PROMPT.
Pull each line containing "study" out of the data and copy it.

[Document structure recognition data]

--- START ---

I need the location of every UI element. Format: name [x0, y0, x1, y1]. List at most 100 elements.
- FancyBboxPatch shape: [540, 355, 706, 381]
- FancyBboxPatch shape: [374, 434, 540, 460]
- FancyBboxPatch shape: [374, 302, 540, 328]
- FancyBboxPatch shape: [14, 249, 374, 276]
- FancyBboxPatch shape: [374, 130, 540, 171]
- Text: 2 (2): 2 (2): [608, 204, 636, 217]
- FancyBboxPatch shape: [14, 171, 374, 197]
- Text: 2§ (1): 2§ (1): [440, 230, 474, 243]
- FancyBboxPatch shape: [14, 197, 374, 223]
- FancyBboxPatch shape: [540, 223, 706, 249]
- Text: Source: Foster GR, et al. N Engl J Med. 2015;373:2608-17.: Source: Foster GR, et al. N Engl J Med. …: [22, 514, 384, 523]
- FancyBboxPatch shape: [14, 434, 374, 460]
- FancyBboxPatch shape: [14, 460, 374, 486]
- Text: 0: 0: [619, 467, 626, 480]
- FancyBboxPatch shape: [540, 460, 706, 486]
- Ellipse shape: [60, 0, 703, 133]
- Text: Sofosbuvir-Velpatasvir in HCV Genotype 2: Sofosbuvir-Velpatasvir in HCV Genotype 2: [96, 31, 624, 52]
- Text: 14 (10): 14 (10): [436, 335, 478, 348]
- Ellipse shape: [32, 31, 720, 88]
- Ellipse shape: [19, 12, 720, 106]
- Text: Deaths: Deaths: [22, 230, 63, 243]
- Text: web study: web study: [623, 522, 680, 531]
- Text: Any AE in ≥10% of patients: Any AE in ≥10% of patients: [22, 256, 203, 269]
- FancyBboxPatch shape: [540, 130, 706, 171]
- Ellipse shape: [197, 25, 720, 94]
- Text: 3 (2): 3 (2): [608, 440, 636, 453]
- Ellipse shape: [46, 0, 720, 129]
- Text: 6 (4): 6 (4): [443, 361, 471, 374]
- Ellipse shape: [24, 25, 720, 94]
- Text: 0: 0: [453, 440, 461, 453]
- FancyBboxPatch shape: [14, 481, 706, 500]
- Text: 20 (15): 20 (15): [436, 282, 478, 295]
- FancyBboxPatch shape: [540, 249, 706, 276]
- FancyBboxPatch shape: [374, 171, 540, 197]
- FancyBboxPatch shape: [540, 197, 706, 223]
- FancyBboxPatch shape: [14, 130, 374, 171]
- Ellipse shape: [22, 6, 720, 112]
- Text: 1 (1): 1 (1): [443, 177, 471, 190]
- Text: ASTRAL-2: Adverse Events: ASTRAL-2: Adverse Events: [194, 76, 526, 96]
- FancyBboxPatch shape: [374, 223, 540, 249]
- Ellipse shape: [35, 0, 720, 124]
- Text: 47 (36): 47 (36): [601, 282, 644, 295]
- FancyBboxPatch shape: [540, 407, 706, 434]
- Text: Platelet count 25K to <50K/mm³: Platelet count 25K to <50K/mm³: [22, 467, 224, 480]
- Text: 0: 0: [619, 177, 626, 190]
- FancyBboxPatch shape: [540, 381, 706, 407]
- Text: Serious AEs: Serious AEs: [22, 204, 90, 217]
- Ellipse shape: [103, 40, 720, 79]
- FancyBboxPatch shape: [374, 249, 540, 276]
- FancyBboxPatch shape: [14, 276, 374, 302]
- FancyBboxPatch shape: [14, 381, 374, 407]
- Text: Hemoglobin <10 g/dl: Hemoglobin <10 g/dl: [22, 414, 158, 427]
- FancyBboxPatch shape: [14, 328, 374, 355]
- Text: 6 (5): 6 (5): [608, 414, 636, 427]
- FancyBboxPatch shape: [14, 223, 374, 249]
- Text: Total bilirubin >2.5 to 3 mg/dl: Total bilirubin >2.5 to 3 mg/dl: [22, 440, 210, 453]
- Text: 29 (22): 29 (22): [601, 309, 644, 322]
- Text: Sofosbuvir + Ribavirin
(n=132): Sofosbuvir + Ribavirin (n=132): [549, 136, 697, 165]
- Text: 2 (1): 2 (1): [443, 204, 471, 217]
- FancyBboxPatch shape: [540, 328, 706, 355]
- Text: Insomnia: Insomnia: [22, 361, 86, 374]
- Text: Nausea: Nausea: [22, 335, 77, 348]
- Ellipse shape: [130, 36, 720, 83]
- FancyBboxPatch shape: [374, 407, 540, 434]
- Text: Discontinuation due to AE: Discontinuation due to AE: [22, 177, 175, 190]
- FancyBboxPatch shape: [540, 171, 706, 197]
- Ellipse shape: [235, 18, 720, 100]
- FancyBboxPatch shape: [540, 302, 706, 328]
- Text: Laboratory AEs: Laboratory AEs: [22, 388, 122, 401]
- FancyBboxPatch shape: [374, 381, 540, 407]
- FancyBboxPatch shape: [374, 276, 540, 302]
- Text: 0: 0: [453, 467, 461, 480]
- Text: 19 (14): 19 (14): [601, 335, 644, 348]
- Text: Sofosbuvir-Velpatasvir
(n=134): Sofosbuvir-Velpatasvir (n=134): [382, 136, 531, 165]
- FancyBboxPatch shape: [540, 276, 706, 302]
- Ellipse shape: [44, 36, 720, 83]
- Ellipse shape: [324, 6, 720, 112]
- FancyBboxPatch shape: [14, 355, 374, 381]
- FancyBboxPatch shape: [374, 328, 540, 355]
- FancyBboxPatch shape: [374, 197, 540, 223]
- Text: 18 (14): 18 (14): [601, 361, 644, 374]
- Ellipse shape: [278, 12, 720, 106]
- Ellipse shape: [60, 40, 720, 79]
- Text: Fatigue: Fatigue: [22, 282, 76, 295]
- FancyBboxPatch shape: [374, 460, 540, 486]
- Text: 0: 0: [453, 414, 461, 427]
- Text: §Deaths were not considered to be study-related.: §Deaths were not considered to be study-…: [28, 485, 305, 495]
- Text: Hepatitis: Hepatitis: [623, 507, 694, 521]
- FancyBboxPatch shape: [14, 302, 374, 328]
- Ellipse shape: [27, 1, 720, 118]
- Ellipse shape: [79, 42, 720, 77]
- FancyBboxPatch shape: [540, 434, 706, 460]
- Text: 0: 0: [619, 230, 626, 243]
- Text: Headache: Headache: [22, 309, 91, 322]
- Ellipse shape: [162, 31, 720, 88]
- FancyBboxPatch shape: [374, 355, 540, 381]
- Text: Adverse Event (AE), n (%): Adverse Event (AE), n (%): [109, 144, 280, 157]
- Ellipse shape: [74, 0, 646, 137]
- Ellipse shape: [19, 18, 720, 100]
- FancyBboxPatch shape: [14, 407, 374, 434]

--- END ---

PROBLEM SOLUTION.
- Text: web study: web study: [623, 522, 680, 531]
- Text: §Deaths were not considered to be study-related.: §Deaths were not considered to be study-…: [28, 485, 305, 495]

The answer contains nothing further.